--- start of GIVEN DATA ---

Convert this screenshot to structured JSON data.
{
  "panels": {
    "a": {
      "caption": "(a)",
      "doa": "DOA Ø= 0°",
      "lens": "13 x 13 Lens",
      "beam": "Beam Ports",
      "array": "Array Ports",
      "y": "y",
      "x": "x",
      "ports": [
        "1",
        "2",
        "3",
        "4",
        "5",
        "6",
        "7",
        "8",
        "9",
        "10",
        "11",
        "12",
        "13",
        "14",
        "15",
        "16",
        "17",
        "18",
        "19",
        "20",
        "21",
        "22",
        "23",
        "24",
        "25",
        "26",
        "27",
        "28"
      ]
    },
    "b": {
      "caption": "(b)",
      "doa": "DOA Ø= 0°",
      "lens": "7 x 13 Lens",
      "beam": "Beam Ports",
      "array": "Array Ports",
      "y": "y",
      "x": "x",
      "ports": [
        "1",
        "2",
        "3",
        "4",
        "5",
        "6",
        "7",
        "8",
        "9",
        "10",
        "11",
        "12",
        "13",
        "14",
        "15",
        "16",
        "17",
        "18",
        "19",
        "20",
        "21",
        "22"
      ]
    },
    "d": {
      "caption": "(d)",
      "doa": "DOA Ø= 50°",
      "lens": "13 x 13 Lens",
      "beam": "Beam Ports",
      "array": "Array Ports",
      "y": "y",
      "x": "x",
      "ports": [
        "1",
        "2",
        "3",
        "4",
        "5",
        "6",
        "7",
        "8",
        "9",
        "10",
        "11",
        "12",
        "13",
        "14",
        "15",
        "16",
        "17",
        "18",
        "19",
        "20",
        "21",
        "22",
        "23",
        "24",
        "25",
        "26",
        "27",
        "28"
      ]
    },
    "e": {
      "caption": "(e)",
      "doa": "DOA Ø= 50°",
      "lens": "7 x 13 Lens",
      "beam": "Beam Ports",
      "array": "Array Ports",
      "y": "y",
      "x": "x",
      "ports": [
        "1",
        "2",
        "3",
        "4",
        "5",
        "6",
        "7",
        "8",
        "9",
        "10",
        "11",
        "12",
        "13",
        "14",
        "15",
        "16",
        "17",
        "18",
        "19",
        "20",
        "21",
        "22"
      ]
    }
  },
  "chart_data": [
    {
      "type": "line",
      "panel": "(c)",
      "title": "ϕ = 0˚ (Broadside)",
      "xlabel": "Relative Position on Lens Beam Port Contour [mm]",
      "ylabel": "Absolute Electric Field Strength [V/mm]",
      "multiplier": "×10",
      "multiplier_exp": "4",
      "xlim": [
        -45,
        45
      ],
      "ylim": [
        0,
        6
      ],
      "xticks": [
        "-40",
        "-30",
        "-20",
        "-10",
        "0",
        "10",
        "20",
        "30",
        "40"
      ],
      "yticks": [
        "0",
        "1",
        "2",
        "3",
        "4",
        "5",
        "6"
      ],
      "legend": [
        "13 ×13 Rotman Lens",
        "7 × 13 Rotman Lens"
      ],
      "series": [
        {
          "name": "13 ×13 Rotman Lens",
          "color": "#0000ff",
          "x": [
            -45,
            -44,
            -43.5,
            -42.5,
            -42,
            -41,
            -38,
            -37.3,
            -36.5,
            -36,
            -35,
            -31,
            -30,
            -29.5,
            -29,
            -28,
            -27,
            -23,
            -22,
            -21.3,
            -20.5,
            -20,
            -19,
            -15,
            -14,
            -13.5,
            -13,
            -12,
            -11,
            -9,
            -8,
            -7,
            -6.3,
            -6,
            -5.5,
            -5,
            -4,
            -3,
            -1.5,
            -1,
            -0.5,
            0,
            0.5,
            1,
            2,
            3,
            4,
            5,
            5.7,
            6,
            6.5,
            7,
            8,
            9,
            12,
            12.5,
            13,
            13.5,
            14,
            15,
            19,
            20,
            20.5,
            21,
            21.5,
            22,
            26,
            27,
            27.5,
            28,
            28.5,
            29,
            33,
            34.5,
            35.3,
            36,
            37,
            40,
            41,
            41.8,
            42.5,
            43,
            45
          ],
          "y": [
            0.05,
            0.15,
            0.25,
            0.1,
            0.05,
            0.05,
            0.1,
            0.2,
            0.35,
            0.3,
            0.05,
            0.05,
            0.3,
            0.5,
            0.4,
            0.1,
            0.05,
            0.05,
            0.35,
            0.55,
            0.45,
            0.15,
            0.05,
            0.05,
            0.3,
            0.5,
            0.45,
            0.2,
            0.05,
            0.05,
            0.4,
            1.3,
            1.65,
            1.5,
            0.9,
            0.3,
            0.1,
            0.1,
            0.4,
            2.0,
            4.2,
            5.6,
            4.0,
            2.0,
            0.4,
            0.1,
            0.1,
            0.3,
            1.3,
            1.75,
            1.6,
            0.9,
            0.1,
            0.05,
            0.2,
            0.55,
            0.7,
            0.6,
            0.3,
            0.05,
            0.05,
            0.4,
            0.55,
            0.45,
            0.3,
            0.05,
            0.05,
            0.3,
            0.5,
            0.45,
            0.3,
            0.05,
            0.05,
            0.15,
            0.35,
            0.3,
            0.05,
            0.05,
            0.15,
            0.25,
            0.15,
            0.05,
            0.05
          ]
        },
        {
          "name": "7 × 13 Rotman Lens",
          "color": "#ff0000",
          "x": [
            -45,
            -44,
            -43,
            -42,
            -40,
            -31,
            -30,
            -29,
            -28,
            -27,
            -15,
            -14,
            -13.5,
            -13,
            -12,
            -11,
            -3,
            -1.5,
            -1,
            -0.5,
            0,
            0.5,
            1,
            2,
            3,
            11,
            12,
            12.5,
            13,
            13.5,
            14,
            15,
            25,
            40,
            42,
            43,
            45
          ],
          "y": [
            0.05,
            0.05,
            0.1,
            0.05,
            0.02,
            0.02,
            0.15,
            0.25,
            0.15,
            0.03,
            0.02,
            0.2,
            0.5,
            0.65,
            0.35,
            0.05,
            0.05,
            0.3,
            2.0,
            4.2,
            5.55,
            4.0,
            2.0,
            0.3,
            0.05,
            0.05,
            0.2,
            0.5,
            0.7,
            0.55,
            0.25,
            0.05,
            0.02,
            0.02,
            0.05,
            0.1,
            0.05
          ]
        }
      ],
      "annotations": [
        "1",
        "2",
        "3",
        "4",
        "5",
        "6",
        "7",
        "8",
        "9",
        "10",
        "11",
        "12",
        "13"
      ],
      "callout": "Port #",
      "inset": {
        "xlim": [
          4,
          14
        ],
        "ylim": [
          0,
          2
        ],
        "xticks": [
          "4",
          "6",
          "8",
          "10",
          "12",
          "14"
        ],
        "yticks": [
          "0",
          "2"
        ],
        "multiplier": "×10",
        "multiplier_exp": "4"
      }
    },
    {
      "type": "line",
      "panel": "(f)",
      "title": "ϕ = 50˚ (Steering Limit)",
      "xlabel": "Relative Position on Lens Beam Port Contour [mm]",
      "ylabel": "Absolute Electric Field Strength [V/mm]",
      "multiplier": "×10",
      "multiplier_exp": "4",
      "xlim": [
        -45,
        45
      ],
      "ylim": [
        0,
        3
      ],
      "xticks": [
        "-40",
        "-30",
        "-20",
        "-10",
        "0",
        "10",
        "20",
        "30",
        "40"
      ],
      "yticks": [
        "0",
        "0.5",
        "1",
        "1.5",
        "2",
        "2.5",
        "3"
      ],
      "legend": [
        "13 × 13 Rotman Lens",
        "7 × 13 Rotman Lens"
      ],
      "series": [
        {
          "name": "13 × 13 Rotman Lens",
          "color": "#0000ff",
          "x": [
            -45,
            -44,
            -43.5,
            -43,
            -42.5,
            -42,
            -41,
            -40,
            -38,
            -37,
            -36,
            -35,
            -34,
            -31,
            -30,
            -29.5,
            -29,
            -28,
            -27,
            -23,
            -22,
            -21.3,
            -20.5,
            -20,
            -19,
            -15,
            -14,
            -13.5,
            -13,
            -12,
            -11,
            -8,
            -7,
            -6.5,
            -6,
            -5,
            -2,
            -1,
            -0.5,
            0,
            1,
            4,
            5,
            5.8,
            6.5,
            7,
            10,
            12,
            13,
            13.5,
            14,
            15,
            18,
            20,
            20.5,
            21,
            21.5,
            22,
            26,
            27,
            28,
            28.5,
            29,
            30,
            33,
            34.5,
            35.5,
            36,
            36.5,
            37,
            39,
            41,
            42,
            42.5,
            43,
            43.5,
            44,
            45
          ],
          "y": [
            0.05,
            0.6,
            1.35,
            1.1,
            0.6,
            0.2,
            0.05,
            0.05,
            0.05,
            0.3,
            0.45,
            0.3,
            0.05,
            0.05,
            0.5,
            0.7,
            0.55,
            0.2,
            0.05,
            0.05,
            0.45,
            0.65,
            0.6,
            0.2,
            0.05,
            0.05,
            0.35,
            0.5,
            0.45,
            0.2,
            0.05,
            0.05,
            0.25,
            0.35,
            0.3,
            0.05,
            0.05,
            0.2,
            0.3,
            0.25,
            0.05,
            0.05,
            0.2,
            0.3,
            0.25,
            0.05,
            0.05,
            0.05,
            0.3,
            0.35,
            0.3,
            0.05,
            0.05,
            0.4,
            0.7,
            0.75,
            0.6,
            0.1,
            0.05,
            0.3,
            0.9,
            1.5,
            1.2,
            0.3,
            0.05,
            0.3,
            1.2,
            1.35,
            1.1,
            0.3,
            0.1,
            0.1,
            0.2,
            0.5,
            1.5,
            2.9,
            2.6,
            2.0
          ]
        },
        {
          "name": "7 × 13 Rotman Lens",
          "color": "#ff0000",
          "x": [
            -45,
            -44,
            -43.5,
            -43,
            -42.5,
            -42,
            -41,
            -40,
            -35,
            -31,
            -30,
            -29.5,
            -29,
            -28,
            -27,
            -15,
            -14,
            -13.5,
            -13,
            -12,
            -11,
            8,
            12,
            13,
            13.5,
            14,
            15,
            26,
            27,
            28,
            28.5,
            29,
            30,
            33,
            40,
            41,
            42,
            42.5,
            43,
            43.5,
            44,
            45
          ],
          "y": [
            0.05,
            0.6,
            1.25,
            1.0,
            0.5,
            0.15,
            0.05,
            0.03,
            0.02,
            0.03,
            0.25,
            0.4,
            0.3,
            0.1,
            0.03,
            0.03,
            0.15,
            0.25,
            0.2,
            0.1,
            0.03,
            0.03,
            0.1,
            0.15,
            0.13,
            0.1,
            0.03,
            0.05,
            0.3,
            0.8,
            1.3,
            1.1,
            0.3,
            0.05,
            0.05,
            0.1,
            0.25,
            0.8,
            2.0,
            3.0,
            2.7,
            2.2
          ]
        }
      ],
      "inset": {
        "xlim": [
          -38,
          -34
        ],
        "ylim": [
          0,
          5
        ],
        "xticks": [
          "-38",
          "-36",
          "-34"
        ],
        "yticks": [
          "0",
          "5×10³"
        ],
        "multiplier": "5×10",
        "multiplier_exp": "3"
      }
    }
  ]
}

--- end of GIVEN DATA ---

__STATED TASK__.
Report how many lines of the listing hold the string "caption", giving only the number.

__FINISHED EXERCISE__.
4